» **Exercise details**
Find every line of the listing below where "Initial" appears, and copy it.

» **Recorded information**
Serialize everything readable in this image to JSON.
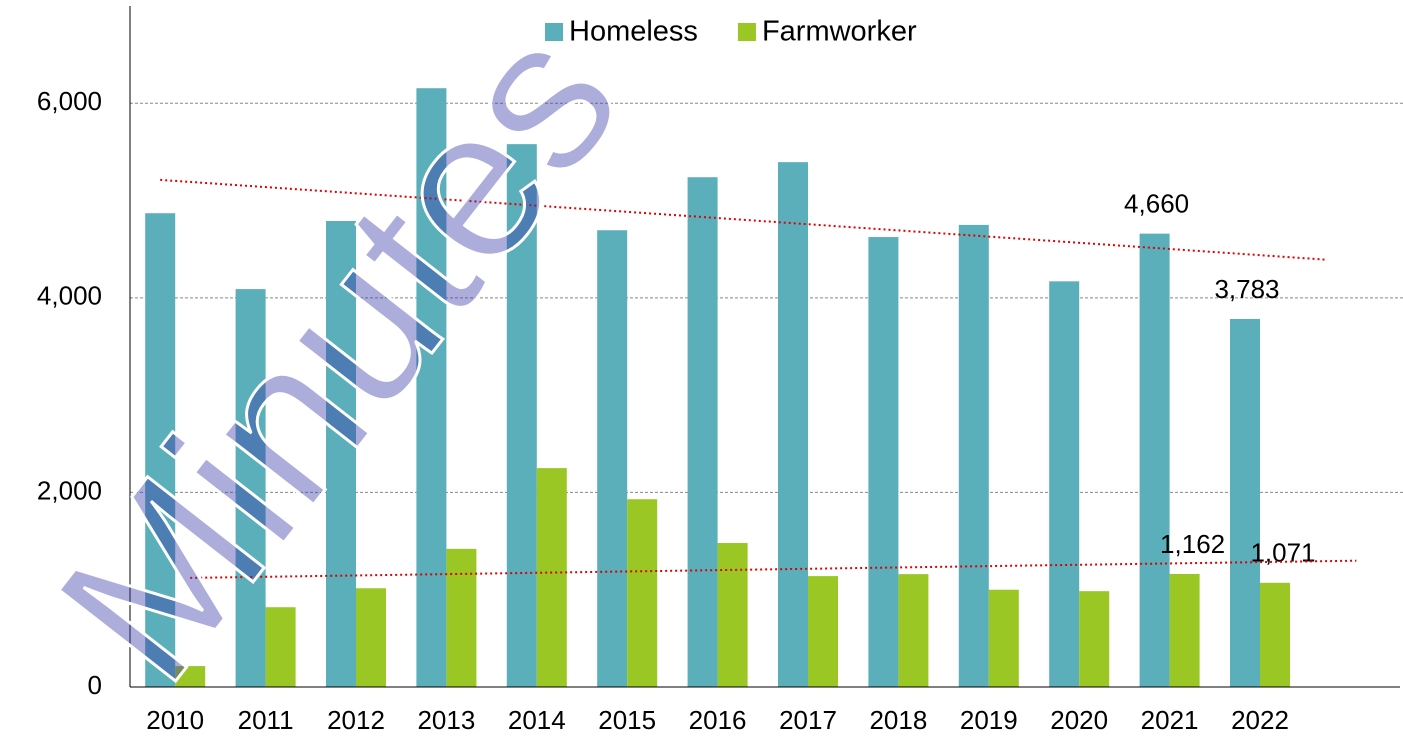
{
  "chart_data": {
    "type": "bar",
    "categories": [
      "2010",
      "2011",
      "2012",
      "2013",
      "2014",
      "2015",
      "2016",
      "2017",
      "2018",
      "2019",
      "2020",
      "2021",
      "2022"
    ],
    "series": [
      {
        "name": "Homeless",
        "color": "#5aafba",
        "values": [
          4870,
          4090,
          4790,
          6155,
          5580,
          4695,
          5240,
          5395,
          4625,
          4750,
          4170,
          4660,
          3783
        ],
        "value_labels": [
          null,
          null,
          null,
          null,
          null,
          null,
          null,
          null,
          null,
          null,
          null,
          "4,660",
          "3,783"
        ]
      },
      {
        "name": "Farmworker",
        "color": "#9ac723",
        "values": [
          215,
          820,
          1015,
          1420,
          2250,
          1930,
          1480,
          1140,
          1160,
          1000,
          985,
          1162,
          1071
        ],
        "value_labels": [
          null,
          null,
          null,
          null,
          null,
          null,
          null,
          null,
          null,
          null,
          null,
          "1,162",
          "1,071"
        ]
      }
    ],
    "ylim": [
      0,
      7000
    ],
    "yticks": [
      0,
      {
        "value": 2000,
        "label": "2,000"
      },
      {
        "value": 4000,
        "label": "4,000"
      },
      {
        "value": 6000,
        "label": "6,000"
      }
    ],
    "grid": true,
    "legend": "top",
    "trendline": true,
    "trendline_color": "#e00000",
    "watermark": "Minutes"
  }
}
* * *
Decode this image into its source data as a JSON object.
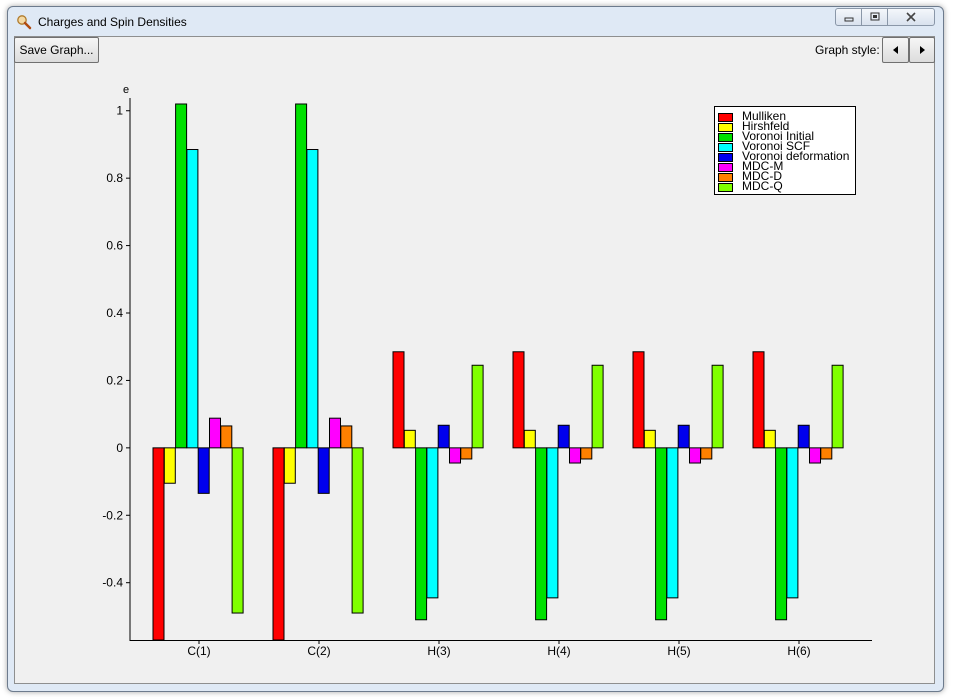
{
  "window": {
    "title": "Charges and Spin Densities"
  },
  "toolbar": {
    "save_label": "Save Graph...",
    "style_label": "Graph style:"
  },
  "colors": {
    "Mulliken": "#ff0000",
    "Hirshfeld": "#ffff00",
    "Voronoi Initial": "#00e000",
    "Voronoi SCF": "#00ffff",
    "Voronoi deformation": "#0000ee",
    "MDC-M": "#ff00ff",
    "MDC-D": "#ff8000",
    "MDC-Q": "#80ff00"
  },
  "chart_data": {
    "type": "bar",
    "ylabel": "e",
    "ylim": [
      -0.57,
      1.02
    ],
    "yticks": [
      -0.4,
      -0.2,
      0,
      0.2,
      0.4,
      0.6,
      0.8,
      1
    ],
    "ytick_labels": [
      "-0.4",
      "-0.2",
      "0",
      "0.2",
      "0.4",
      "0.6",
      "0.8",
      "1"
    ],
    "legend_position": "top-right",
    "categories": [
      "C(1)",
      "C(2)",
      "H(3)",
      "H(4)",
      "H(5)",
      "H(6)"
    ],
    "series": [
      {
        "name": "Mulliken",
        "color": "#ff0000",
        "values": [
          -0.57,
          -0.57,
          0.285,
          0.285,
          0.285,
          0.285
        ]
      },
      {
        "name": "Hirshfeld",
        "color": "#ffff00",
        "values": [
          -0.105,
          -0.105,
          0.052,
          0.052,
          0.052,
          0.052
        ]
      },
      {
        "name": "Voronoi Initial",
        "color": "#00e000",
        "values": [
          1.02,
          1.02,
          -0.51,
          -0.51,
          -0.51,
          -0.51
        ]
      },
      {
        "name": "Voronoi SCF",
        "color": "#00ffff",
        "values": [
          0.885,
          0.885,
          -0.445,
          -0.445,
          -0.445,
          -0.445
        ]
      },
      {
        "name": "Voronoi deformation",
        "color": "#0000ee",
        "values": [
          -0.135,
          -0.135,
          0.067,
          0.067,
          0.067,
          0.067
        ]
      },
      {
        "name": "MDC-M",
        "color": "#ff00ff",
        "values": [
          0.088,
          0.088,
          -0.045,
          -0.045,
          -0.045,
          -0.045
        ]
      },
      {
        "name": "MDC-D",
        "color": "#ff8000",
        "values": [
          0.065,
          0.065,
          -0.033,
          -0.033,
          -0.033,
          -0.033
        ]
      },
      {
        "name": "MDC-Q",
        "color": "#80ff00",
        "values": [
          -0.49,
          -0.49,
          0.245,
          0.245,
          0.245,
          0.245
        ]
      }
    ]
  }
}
* * *
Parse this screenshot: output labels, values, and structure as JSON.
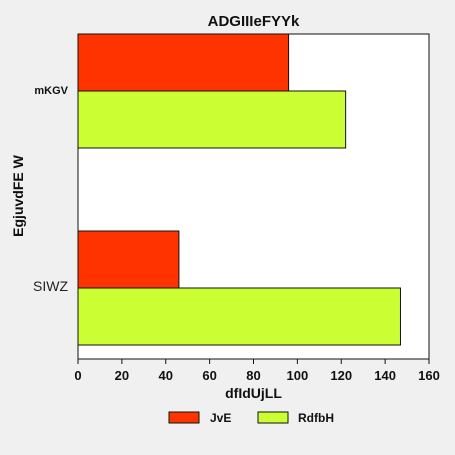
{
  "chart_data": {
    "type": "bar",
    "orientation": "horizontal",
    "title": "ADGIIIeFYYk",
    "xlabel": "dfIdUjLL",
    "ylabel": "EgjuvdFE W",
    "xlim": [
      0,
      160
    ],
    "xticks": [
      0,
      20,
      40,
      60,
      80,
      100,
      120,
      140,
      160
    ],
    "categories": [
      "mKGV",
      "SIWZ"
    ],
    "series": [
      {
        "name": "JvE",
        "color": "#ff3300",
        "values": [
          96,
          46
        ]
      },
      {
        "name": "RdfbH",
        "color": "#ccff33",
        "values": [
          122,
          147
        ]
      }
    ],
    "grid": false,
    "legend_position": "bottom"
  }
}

» **Solution**
    "Voronoi Initial": "#00e000",
        "name": "Voronoi Initial",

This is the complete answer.